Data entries
_____

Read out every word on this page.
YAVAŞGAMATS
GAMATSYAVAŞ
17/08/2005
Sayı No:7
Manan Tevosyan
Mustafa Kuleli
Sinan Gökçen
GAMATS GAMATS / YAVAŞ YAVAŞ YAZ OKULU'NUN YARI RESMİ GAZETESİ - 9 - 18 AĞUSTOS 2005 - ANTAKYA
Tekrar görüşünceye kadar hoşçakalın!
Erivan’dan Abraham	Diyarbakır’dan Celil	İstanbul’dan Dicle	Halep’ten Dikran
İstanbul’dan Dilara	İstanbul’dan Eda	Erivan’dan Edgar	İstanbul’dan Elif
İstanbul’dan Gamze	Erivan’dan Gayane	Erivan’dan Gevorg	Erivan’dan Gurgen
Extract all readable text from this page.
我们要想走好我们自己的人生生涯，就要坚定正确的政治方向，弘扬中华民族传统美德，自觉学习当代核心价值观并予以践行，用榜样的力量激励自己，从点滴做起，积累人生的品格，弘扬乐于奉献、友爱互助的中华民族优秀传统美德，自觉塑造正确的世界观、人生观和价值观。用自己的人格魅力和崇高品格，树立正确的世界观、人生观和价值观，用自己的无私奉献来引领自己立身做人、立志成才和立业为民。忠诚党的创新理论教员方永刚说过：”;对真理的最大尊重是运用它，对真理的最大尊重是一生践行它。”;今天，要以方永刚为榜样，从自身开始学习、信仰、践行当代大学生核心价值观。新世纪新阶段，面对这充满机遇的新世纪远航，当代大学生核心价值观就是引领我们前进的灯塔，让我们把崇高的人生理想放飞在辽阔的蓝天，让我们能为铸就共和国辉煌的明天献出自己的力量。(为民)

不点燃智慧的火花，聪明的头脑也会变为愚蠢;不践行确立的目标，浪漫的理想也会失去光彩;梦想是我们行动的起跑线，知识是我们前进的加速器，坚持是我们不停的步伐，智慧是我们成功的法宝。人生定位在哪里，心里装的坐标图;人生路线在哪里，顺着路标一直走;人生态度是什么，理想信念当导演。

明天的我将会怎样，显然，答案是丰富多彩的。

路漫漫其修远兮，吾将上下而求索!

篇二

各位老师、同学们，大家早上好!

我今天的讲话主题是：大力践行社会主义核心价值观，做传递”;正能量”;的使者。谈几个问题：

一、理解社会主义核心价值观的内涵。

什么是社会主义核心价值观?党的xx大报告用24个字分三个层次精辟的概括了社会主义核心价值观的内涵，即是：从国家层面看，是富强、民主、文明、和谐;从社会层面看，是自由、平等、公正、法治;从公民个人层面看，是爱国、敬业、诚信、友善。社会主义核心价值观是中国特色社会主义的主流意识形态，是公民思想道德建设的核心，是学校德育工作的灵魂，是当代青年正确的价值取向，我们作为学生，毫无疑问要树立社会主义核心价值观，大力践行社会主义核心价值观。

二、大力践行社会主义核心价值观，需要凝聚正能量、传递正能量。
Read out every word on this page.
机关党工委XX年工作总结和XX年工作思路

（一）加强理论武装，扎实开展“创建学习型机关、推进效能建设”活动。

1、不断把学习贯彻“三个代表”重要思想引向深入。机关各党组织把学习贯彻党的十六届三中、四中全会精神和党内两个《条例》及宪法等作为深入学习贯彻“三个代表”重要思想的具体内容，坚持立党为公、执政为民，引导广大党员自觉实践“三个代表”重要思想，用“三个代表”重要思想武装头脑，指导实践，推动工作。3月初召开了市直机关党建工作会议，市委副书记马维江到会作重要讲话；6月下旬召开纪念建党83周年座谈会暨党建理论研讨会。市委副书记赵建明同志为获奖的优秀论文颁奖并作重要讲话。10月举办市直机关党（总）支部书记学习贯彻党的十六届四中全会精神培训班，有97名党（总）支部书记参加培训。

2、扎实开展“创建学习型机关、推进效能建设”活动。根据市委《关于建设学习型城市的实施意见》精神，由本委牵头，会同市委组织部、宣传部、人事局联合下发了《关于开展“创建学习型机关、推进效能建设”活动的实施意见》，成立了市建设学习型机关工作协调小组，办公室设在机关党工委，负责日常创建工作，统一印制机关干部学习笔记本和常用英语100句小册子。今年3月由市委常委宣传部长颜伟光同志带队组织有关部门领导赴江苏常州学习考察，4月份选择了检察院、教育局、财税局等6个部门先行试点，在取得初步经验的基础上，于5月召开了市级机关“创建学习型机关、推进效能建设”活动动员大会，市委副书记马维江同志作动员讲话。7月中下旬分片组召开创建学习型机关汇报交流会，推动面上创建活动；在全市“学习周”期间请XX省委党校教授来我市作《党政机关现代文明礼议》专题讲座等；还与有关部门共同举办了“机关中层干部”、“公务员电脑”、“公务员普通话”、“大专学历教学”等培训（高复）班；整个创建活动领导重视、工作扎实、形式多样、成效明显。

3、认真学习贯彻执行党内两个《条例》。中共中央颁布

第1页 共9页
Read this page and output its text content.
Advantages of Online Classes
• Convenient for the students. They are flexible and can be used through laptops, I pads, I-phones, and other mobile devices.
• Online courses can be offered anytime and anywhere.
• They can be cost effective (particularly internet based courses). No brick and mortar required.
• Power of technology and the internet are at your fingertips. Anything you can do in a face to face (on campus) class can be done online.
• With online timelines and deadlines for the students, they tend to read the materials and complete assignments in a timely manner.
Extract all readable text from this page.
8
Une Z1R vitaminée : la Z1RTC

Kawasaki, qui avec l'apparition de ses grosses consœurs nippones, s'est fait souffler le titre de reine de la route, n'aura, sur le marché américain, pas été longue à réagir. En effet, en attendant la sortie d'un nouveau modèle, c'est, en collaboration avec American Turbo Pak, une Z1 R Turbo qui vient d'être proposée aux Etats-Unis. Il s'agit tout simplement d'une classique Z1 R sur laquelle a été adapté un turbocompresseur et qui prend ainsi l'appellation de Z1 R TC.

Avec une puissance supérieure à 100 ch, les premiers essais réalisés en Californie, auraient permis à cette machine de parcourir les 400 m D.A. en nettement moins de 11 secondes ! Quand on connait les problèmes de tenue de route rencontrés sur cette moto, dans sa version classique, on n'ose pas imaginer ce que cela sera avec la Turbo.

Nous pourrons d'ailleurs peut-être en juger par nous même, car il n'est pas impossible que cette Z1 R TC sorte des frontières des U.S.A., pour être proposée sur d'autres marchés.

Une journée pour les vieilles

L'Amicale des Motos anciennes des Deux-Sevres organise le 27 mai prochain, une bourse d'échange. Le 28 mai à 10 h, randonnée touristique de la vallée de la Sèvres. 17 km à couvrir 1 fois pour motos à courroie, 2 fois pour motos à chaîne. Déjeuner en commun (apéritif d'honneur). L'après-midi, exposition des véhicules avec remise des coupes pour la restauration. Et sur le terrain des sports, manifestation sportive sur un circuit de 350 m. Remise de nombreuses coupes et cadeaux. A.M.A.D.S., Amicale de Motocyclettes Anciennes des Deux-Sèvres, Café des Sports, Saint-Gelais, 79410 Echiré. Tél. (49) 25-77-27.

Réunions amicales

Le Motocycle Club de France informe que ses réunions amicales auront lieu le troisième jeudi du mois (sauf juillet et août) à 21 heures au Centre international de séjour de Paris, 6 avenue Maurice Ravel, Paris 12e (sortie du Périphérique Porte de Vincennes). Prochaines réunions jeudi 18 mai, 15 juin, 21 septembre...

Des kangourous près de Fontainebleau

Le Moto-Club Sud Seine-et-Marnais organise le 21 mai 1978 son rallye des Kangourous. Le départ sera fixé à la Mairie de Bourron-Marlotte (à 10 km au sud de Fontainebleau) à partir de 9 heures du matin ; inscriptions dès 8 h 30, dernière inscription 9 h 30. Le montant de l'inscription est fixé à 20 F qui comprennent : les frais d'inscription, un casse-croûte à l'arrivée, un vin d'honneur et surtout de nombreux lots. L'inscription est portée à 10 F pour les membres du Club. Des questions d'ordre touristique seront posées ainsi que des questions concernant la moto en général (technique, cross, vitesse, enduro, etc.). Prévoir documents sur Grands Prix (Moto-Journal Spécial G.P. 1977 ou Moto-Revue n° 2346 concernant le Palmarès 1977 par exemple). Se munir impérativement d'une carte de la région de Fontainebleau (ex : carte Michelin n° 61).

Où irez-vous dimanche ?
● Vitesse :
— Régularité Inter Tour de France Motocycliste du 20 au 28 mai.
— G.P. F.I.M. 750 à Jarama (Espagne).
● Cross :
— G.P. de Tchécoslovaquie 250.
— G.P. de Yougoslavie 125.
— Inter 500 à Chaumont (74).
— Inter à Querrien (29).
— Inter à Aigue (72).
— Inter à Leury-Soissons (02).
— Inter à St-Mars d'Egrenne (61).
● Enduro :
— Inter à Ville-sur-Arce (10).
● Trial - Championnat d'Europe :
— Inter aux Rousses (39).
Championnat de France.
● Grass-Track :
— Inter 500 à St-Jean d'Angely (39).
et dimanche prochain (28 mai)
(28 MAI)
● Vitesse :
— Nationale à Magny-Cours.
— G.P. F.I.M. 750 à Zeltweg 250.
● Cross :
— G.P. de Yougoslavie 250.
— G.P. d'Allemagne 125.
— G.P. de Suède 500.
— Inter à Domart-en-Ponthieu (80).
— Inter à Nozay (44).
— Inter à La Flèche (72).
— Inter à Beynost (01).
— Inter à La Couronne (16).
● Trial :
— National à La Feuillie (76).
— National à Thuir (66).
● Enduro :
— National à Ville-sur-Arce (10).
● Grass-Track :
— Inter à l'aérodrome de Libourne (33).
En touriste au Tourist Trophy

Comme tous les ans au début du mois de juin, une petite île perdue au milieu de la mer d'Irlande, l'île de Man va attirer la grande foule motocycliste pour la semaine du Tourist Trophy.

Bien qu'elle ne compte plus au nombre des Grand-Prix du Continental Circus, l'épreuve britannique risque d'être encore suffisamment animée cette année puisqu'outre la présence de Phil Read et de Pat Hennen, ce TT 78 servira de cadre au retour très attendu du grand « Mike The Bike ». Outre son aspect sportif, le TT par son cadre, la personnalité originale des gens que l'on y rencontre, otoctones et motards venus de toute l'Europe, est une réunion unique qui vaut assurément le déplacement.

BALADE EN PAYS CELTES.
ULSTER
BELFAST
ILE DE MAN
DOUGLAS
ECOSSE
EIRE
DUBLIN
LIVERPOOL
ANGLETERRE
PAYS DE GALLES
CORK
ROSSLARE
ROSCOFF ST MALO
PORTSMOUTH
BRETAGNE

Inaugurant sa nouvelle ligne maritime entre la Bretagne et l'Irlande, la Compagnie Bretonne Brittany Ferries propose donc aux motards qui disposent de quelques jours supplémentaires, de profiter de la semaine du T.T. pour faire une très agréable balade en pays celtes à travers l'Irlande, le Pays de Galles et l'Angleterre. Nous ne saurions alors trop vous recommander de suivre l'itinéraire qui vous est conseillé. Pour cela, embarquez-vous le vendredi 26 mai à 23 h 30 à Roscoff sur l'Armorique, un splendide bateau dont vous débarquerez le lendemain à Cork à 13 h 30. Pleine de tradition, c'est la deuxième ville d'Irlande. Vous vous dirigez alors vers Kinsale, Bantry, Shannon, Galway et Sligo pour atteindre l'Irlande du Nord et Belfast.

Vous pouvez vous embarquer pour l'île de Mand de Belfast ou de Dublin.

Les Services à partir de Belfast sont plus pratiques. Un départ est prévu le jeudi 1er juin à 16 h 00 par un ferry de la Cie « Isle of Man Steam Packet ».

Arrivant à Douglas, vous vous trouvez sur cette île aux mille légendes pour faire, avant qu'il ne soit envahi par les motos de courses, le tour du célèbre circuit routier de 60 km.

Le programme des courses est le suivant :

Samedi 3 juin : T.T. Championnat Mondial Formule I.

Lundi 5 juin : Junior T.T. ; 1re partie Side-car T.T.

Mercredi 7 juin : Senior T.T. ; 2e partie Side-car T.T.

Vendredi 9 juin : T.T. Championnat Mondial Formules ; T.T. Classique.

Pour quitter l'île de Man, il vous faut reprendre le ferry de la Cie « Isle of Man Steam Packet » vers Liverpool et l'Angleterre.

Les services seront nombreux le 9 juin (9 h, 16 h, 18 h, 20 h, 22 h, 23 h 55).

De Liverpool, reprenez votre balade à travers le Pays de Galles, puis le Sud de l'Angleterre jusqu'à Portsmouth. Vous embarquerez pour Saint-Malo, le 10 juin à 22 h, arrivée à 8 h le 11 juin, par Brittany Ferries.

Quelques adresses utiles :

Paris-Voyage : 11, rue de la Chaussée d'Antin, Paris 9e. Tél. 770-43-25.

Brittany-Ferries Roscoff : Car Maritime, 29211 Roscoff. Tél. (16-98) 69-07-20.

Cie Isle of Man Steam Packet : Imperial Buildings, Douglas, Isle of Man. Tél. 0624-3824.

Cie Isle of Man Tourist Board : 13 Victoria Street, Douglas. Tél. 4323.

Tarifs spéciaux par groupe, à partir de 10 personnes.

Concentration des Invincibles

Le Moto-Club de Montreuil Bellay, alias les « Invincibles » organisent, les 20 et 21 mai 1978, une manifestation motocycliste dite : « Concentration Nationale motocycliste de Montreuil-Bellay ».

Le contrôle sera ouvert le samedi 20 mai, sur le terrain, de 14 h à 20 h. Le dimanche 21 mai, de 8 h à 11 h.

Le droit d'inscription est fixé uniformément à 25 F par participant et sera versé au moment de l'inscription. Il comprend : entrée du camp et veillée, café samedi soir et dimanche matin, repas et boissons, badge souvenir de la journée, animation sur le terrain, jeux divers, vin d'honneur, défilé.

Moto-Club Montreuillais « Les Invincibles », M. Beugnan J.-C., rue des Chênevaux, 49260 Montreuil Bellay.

_____

#### [What is being asked]
Read the entries and show each line that mentions "Mondial".

#### [Answer to the problem]
Samedi 3 juin : T.T. Championnat Mondial Formule I.
Vendredi 9 juin : T.T. Championnat Mondial Formules ; T.T. Classique.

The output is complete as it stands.